PROBLEM STATEMENT: Where a line of the material contains the string "false", copy that line.

-- Start --

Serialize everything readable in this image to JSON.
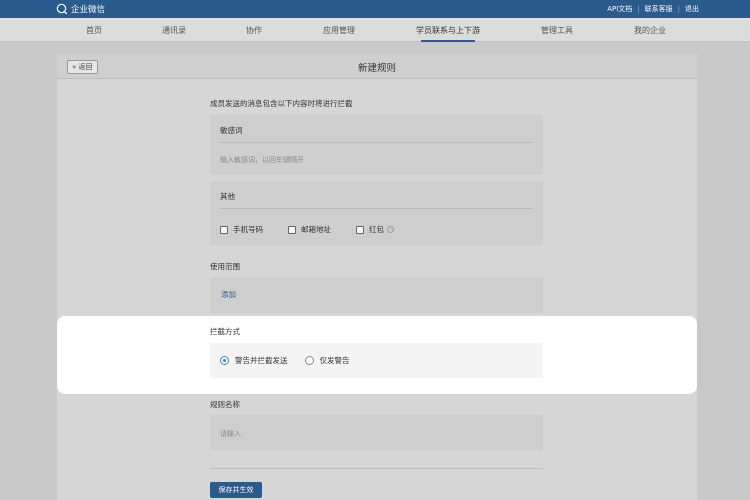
{
  "app": {
    "name": "企业微信"
  },
  "top_links": [
    "API文档",
    "联系客服",
    "退出"
  ],
  "nav": {
    "items": [
      "首页",
      "通讯录",
      "协作",
      "应用管理",
      "学员联系与上下游",
      "管理工具",
      "我的企业"
    ],
    "active_index": 4
  },
  "page": {
    "back_label": "« 返回",
    "title": "新建规则"
  },
  "form": {
    "intro_label": "成员发送的消息包含以下内容时将进行拦截",
    "sensitive": {
      "title": "敏感词",
      "placeholder": "输入敏感词，以回车键隔开"
    },
    "other": {
      "title": "其他",
      "options": [
        {
          "label": "手机号码",
          "checked": false
        },
        {
          "label": "邮箱地址",
          "checked": false
        },
        {
          "label": "红包",
          "checked": false,
          "has_info_icon": true
        }
      ]
    },
    "scope": {
      "label": "使用范围",
      "add_label": "添加"
    },
    "intercept": {
      "label": "拦截方式",
      "options": [
        {
          "label": "警告并拦截发送",
          "selected": true
        },
        {
          "label": "仅发警告",
          "selected": false
        }
      ]
    },
    "rule_name": {
      "label": "规则名称",
      "placeholder": "请输入"
    },
    "save_label": "保存并生效"
  },
  "colors": {
    "brand": "#2b5a8c",
    "radio_accent": "#3b82d6"
  }
}
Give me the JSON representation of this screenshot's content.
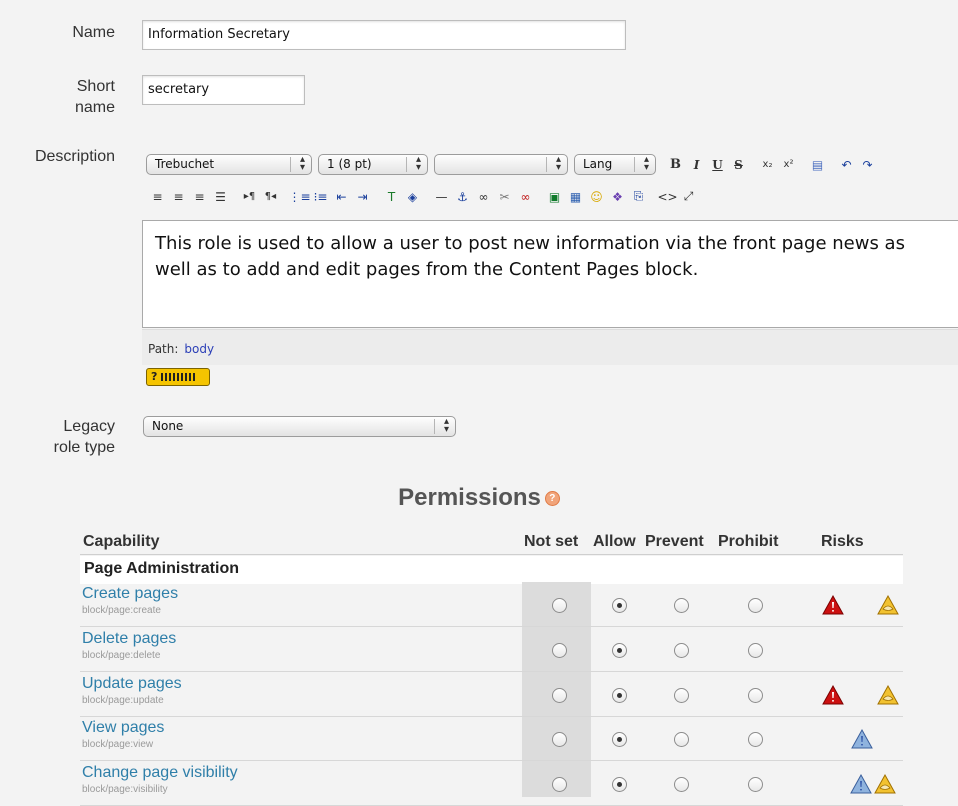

-- End --

THE RESPONSE:
          "checked": false
          "checked": false
          "checked": false,
          "selected": false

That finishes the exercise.